--- BEGIN ---

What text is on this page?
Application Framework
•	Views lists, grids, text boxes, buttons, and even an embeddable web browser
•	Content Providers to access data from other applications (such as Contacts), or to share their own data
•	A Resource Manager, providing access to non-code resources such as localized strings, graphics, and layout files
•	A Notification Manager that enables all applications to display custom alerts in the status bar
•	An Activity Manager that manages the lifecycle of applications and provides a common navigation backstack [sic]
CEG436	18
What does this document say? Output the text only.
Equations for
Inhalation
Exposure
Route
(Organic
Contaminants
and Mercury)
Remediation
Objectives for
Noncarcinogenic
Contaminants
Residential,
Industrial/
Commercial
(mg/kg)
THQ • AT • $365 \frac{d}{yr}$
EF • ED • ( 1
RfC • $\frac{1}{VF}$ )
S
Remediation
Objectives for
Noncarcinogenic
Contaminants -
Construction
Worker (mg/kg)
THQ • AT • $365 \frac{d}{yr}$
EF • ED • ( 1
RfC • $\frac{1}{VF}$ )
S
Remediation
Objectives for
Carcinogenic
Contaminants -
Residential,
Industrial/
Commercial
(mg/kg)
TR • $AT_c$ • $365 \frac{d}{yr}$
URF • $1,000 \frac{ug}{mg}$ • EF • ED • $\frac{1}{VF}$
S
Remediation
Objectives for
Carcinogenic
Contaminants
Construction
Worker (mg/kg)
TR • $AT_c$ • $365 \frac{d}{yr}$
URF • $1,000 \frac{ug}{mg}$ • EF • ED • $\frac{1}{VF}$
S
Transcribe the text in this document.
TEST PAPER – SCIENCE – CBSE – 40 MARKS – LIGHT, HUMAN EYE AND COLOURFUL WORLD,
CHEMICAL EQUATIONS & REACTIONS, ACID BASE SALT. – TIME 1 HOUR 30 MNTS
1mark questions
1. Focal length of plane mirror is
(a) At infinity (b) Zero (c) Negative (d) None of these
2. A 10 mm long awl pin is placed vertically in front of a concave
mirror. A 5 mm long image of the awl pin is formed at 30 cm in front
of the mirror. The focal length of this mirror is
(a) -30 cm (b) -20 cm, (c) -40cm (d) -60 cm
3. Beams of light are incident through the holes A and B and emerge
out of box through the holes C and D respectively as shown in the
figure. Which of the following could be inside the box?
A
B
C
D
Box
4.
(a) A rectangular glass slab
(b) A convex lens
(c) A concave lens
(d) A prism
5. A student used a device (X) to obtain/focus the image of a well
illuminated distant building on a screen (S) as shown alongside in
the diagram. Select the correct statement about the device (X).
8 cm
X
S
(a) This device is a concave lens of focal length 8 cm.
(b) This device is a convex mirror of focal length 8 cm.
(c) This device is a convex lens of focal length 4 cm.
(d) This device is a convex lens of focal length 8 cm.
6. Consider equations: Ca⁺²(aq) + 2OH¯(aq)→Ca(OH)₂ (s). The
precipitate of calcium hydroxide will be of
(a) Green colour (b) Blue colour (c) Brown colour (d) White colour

--- END ---

Exercise aim
Your answer should consist only of the lines from the one with "Transcribe the text in this document." through the end of the data above, reproduced exactly.

Answer to this problem
Transcribe the text in this document.
TEST PAPER – SCIENCE – CBSE – 40 MARKS – LIGHT, HUMAN EYE AND COLOURFUL WORLD,
CHEMICAL EQUATIONS & REACTIONS, ACID BASE SALT. – TIME 1 HOUR 30 MNTS
1mark questions
1. Focal length of plane mirror is
(a) At infinity (b) Zero (c) Negative (d) None of these
2. A 10 mm long awl pin is placed vertically in front of a concave
mirror. A 5 mm long image of the awl pin is formed at 30 cm in front
of the mirror. The focal length of this mirror is
(a) -30 cm (b) -20 cm, (c) -40cm (d) -60 cm
3. Beams of light are incident through the holes A and B and emerge
out of box through the holes C and D respectively as shown in the
figure. Which of the following could be inside the box?
A
B
C
D
Box
4.
(a) A rectangular glass slab
(b) A convex lens
(c) A concave lens
(d) A prism
5. A student used a device (X) to obtain/focus the image of a well
illuminated distant building on a screen (S) as shown alongside in
the diagram. Select the correct statement about the device (X).
8 cm
X
S
(a) This device is a concave lens of focal length 8 cm.
(b) This device is a convex mirror of focal length 8 cm.
(c) This device is a convex lens of focal length 4 cm.
(d) This device is a convex lens of focal length 8 cm.
6. Consider equations: Ca⁺²(aq) + 2OH¯(aq)→Ca(OH)₂ (s). The
precipitate of calcium hydroxide will be of
(a) Green colour (b) Blue colour (c) Brown colour (d) White colour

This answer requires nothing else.